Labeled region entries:
____________
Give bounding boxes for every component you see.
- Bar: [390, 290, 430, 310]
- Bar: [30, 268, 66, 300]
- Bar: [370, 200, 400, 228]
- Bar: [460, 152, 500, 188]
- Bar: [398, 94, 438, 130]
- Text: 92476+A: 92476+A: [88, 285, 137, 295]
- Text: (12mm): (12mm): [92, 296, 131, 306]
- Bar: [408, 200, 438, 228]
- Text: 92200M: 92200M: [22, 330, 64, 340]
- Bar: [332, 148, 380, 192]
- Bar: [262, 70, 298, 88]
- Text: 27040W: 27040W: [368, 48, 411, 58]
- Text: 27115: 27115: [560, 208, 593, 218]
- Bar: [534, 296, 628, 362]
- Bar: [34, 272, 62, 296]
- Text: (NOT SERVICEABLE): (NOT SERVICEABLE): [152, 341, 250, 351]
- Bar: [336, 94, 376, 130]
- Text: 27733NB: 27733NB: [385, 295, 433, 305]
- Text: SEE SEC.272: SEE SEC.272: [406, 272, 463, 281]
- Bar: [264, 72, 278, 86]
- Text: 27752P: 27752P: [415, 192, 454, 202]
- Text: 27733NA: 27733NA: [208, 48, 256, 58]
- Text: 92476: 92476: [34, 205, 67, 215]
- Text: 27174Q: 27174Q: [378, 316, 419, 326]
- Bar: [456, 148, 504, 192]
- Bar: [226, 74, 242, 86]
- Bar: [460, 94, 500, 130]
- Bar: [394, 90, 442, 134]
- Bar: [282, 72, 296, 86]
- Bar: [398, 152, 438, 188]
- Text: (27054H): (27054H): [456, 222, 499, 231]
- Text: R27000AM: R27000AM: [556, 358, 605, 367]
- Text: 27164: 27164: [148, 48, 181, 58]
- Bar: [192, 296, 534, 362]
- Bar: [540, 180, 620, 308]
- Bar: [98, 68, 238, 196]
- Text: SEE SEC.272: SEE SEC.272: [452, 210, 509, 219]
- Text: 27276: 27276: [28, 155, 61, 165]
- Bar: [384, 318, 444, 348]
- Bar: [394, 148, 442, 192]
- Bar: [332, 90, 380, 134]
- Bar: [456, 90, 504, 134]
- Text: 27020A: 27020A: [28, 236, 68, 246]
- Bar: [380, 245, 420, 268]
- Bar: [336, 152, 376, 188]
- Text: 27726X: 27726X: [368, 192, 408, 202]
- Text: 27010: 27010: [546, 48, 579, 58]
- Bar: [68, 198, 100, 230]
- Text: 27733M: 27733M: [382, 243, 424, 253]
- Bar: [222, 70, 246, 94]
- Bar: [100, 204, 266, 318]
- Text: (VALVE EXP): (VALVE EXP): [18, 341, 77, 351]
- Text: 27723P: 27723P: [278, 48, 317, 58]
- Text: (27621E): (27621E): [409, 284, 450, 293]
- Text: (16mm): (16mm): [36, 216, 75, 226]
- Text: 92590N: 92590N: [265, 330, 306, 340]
____________
- _What you will do_
Reproduce every line of the records above verbatim, from the first line to the last.

- _Response to this task_
Give bounding boxes for every component you see.
- Bar: [390, 290, 430, 310]
- Bar: [30, 268, 66, 300]
- Bar: [370, 200, 400, 228]
- Bar: [460, 152, 500, 188]
- Bar: [398, 94, 438, 130]
- Text: 92476+A: 92476+A: [88, 285, 137, 295]
- Text: (12mm): (12mm): [92, 296, 131, 306]
- Bar: [408, 200, 438, 228]
- Text: 92200M: 92200M: [22, 330, 64, 340]
- Bar: [332, 148, 380, 192]
- Bar: [262, 70, 298, 88]
- Text: 27040W: 27040W: [368, 48, 411, 58]
- Text: 27115: 27115: [560, 208, 593, 218]
- Bar: [534, 296, 628, 362]
- Bar: [34, 272, 62, 296]
- Text: (NOT SERVICEABLE): (NOT SERVICEABLE): [152, 341, 250, 351]
- Bar: [336, 94, 376, 130]
- Text: 27733NB: 27733NB: [385, 295, 433, 305]
- Text: SEE SEC.272: SEE SEC.272: [406, 272, 463, 281]
- Bar: [264, 72, 278, 86]
- Text: 27752P: 27752P: [415, 192, 454, 202]
- Text: 27733NA: 27733NA: [208, 48, 256, 58]
- Text: 92476: 92476: [34, 205, 67, 215]
- Text: 27174Q: 27174Q: [378, 316, 419, 326]
- Bar: [456, 148, 504, 192]
- Bar: [226, 74, 242, 86]
- Bar: [460, 94, 500, 130]
- Bar: [394, 90, 442, 134]
- Bar: [282, 72, 296, 86]
- Bar: [398, 152, 438, 188]
- Text: (27054H): (27054H): [456, 222, 499, 231]
- Text: R27000AM: R27000AM: [556, 358, 605, 367]
- Text: 27164: 27164: [148, 48, 181, 58]
- Bar: [192, 296, 534, 362]
- Bar: [540, 180, 620, 308]
- Bar: [98, 68, 238, 196]
- Text: SEE SEC.272: SEE SEC.272: [452, 210, 509, 219]
- Text: 27276: 27276: [28, 155, 61, 165]
- Bar: [384, 318, 444, 348]
- Bar: [394, 148, 442, 192]
- Bar: [332, 90, 380, 134]
- Bar: [456, 90, 504, 134]
- Text: 27020A: 27020A: [28, 236, 68, 246]
- Bar: [380, 245, 420, 268]
- Bar: [336, 152, 376, 188]
- Text: 27726X: 27726X: [368, 192, 408, 202]
- Text: 27010: 27010: [546, 48, 579, 58]
- Bar: [68, 198, 100, 230]
- Text: 27733M: 27733M: [382, 243, 424, 253]
- Bar: [222, 70, 246, 94]
- Bar: [100, 204, 266, 318]
- Text: (VALVE EXP): (VALVE EXP): [18, 341, 77, 351]
- Text: 27723P: 27723P: [278, 48, 317, 58]
- Text: (27621E): (27621E): [409, 284, 450, 293]
- Text: (16mm): (16mm): [36, 216, 75, 226]
- Text: 92590N: 92590N: [265, 330, 306, 340]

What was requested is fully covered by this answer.